Exercise description
Using the listing below, copy every line that mentions "special".

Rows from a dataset

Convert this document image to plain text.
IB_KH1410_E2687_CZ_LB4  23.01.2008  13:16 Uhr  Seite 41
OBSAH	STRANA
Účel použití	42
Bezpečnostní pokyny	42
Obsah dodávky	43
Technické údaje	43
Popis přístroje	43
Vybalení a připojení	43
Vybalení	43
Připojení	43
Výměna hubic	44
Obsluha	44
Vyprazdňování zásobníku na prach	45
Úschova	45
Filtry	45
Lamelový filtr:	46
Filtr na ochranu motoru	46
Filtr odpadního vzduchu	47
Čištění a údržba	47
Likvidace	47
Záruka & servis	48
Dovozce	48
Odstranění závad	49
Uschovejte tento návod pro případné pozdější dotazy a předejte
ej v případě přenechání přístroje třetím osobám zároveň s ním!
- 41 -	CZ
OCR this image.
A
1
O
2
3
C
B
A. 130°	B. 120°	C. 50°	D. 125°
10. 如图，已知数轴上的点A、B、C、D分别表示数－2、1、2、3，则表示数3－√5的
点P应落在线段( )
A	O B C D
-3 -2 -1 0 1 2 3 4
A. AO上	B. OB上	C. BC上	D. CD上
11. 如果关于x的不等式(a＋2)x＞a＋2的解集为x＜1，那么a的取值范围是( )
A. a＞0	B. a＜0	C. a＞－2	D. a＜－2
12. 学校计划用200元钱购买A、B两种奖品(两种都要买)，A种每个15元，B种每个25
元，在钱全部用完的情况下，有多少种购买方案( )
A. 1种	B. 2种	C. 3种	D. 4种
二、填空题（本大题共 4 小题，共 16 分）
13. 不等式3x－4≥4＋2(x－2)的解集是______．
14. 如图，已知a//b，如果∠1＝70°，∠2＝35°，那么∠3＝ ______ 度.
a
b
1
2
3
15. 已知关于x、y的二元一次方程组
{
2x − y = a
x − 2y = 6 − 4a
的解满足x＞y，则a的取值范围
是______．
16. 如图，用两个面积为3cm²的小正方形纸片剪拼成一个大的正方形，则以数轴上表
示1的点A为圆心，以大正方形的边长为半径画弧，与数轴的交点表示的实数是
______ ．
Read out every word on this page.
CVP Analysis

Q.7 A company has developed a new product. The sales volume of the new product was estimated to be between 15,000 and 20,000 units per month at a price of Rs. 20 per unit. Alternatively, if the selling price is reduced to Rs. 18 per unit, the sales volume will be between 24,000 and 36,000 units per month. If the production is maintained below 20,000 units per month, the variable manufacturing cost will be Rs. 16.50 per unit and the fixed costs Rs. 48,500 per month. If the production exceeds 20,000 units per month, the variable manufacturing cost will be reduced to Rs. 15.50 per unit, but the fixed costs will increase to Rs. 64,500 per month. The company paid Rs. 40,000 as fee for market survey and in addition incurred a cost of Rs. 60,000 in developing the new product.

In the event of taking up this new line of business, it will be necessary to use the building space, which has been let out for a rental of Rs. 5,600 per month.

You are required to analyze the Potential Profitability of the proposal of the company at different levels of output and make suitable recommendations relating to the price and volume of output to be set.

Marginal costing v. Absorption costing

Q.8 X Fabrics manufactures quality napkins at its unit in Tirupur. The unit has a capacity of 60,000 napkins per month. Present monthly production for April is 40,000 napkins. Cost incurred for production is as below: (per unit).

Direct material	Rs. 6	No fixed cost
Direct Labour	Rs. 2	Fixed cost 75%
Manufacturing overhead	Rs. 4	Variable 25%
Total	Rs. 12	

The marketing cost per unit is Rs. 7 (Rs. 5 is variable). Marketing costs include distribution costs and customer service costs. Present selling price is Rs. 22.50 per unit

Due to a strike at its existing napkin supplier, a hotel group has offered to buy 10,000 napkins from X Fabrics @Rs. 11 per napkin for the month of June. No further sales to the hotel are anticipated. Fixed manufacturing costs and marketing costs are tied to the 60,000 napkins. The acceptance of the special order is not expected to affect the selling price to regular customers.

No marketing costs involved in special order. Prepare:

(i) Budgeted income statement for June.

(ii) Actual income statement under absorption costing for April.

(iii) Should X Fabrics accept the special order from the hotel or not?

Finished exercise
Due to a strike at its existing napkin supplier, a hotel group has offered to buy 10,000 napkins from X Fabrics @Rs. 11 per napkin for the month of June. No further sales to the hotel are anticipated. Fixed manufacturing costs and marketing costs are tied to the 60,000 napkins. The acceptance of the special order is not expected to affect the selling price to regular customers.
No marketing costs involved in special order. Prepare:
(iii) Should X Fabrics accept the special order from the hotel or not?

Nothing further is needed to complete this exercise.